# Records excerpted from a collection:
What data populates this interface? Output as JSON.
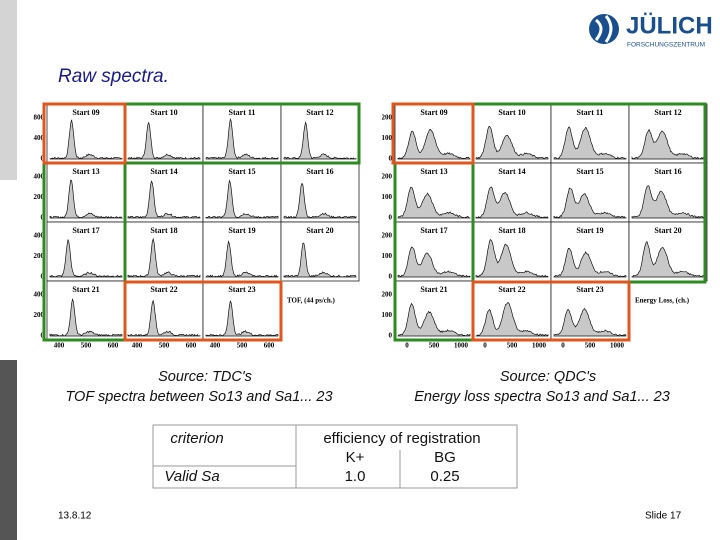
{
  "header": {
    "title": "Raw spectra.",
    "logo": "JÜLICH",
    "logo_sub": "FORSCHUNGSZENTRUM"
  },
  "left_figure": {
    "panels": [
      "Start 09",
      "Start 10",
      "Start 11",
      "Start 12",
      "Start 13",
      "Start 14",
      "Start 15",
      "Start 16",
      "Start 17",
      "Start 18",
      "Start 19",
      "Start 20",
      "Start 21",
      "Start 22",
      "Start 23"
    ],
    "y_labels": [
      [
        "800",
        "400",
        "0"
      ],
      [
        "400",
        "200",
        "0"
      ],
      [
        "400",
        "200",
        "0"
      ],
      [
        "400",
        "200",
        "0"
      ]
    ],
    "x_labels": [
      [
        "400",
        "500",
        "600"
      ],
      [
        "400",
        "500",
        "600"
      ],
      [
        "400",
        "500",
        "600"
      ]
    ],
    "axis_label": "TOF, (44 ps/ch.)",
    "caption": [
      "Source: TDC's",
      "TOF spectra between So13 and Sa1... 23"
    ]
  },
  "right_figure": {
    "panels": [
      "Start 09",
      "Start 10",
      "Start 11",
      "Start 12",
      "Start 13",
      "Start 14",
      "Start 15",
      "Start 16",
      "Start 17",
      "Start 18",
      "Start 19",
      "Start 20",
      "Start 21",
      "Start 22",
      "Start 23"
    ],
    "y_labels": [
      [
        "200",
        "100",
        "0"
      ],
      [
        "200",
        "100",
        "0"
      ],
      [
        "200",
        "100",
        "0"
      ],
      [
        "200",
        "100",
        "0"
      ]
    ],
    "x_labels": [
      [
        "0",
        "500",
        "1000"
      ],
      [
        "0",
        "500",
        "1000"
      ],
      [
        "0",
        "500",
        "1000"
      ]
    ],
    "axis_label": "Energy Loss, (ch.)",
    "caption": [
      "Source: QDC's",
      "Energy loss spectra So13 and Sa1... 23"
    ]
  },
  "table": {
    "criterion": "criterion",
    "criterion_value": "Valid Sa",
    "heading": "efficiency of registration",
    "columns": [
      "K+",
      "BG"
    ],
    "values": [
      "1.0",
      "0.25"
    ]
  },
  "footer": {
    "date": "13.8.12",
    "slide": "Slide 17"
  }
}
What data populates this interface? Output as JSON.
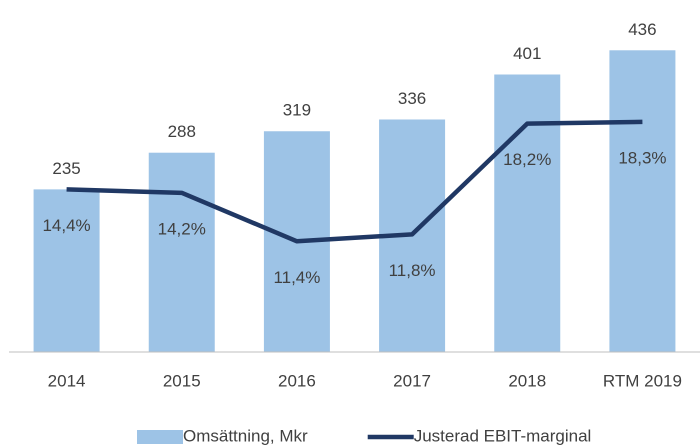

# WHAT IS ASKED:
Gather each line of the records holding the string "spectra".

# RESPONSE FOR THIS EXERCISE:
    "title": "Raw spectra.",
      "TOF spectra between So13 and Sa1... 23"
      "Energy loss spectra So13 and Sa1... 23"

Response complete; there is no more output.